Records about charts and figures
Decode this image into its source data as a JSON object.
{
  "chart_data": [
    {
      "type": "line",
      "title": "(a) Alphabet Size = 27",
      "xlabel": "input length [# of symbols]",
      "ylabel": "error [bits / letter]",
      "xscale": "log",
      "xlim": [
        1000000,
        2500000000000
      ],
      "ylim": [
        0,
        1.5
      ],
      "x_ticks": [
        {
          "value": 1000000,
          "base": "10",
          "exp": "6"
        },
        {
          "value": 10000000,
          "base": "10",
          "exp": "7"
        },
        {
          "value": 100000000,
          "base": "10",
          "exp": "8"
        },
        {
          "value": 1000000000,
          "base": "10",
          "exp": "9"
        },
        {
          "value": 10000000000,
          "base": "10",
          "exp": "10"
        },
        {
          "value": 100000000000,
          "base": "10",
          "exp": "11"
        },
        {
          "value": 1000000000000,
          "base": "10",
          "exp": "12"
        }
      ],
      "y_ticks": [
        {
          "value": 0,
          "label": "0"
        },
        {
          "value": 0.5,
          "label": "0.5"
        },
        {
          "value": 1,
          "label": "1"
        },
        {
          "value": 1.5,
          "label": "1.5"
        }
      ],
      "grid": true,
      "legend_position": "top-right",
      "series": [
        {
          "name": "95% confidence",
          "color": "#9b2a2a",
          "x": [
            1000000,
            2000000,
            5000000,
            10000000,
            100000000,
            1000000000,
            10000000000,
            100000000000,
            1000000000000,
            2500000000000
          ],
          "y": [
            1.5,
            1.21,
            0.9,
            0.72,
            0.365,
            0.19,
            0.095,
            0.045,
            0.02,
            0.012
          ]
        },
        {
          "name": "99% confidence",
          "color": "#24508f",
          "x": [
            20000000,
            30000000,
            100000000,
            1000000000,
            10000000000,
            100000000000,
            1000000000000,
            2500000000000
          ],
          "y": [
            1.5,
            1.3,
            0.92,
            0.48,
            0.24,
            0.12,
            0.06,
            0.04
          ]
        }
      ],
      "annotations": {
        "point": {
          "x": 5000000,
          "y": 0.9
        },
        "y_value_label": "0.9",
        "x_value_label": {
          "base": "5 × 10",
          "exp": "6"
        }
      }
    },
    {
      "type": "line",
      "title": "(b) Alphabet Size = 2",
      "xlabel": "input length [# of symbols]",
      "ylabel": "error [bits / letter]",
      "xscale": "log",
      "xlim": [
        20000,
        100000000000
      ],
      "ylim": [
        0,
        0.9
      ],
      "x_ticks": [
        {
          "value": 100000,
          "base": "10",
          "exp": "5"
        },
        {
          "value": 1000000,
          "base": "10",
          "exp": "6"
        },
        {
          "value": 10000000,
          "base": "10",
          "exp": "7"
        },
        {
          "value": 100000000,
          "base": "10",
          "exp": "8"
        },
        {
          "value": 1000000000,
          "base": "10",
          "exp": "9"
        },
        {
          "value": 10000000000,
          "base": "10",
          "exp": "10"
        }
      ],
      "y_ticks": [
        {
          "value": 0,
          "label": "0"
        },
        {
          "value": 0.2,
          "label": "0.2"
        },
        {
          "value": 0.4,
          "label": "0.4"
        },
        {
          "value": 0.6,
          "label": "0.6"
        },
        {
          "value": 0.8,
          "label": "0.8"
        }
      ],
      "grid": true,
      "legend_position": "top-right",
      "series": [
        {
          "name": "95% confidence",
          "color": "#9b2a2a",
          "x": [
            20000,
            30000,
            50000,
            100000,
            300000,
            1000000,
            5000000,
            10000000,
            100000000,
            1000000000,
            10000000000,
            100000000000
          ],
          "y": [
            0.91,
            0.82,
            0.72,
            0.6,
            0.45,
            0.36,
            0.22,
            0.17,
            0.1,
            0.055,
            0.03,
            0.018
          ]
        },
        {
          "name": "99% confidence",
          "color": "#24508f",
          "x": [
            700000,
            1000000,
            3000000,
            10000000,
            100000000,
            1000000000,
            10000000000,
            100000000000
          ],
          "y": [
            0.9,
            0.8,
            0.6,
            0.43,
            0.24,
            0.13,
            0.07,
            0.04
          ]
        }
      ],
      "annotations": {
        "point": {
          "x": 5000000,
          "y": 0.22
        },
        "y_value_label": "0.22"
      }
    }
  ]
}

__EXERCISE__: Extract every entry in the listing word for word.

__ANSWER TO THE EXERCISE__:
Decode this image into its source data as a JSON object.
{
  "chart_data": [
    {
      "type": "line",
      "title": "(a) Alphabet Size = 27",
      "xlabel": "input length [# of symbols]",
      "ylabel": "error [bits / letter]",
      "xscale": "log",
      "xlim": [
        1000000,
        2500000000000
      ],
      "ylim": [
        0,
        1.5
      ],
      "x_ticks": [
        {
          "value": 1000000,
          "base": "10",
          "exp": "6"
        },
        {
          "value": 10000000,
          "base": "10",
          "exp": "7"
        },
        {
          "value": 100000000,
          "base": "10",
          "exp": "8"
        },
        {
          "value": 1000000000,
          "base": "10",
          "exp": "9"
        },
        {
          "value": 10000000000,
          "base": "10",
          "exp": "10"
        },
        {
          "value": 100000000000,
          "base": "10",
          "exp": "11"
        },
        {
          "value": 1000000000000,
          "base": "10",
          "exp": "12"
        }
      ],
      "y_ticks": [
        {
          "value": 0,
          "label": "0"
        },
        {
          "value": 0.5,
          "label": "0.5"
        },
        {
          "value": 1,
          "label": "1"
        },
        {
          "value": 1.5,
          "label": "1.5"
        }
      ],
      "grid": true,
      "legend_position": "top-right",
      "series": [
        {
          "name": "95% confidence",
          "color": "#9b2a2a",
          "x": [
            1000000,
            2000000,
            5000000,
            10000000,
            100000000,
            1000000000,
            10000000000,
            100000000000,
            1000000000000,
            2500000000000
          ],
          "y": [
            1.5,
            1.21,
            0.9,
            0.72,
            0.365,
            0.19,
            0.095,
            0.045,
            0.02,
            0.012
          ]
        },
        {
          "name": "99% confidence",
          "color": "#24508f",
          "x": [
            20000000,
            30000000,
            100000000,
            1000000000,
            10000000000,
            100000000000,
            1000000000000,
            2500000000000
          ],
          "y": [
            1.5,
            1.3,
            0.92,
            0.48,
            0.24,
            0.12,
            0.06,
            0.04
          ]
        }
      ],
      "annotations": {
        "point": {
          "x": 5000000,
          "y": 0.9
        },
        "y_value_label": "0.9",
        "x_value_label": {
          "base": "5 × 10",
          "exp": "6"
        }
      }
    },
    {
      "type": "line",
      "title": "(b) Alphabet Size = 2",
      "xlabel": "input length [# of symbols]",
      "ylabel": "error [bits / letter]",
      "xscale": "log",
      "xlim": [
        20000,
        100000000000
      ],
      "ylim": [
        0,
        0.9
      ],
      "x_ticks": [
        {
          "value": 100000,
          "base": "10",
          "exp": "5"
        },
        {
          "value": 1000000,
          "base": "10",
          "exp": "6"
        },
        {
          "value": 10000000,
          "base": "10",
          "exp": "7"
        },
        {
          "value": 100000000,
          "base": "10",
          "exp": "8"
        },
        {
          "value": 1000000000,
          "base": "10",
          "exp": "9"
        },
        {
          "value": 10000000000,
          "base": "10",
          "exp": "10"
        }
      ],
      "y_ticks": [
        {
          "value": 0,
          "label": "0"
        },
        {
          "value": 0.2,
          "label": "0.2"
        },
        {
          "value": 0.4,
          "label": "0.4"
        },
        {
          "value": 0.6,
          "label": "0.6"
        },
        {
          "value": 0.8,
          "label": "0.8"
        }
      ],
      "grid": true,
      "legend_position": "top-right",
      "series": [
        {
          "name": "95% confidence",
          "color": "#9b2a2a",
          "x": [
            20000,
            30000,
            50000,
            100000,
            300000,
            1000000,
            5000000,
            10000000,
            100000000,
            1000000000,
            10000000000,
            100000000000
          ],
          "y": [
            0.91,
            0.82,
            0.72,
            0.6,
            0.45,
            0.36,
            0.22,
            0.17,
            0.1,
            0.055,
            0.03,
            0.018
          ]
        },
        {
          "name": "99% confidence",
          "color": "#24508f",
          "x": [
            700000,
            1000000,
            3000000,
            10000000,
            100000000,
            1000000000,
            10000000000,
            100000000000
          ],
          "y": [
            0.9,
            0.8,
            0.6,
            0.43,
            0.24,
            0.13,
            0.07,
            0.04
          ]
        }
      ],
      "annotations": {
        "point": {
          "x": 5000000,
          "y": 0.22
        },
        "y_value_label": "0.22"
      }
    }
  ]
}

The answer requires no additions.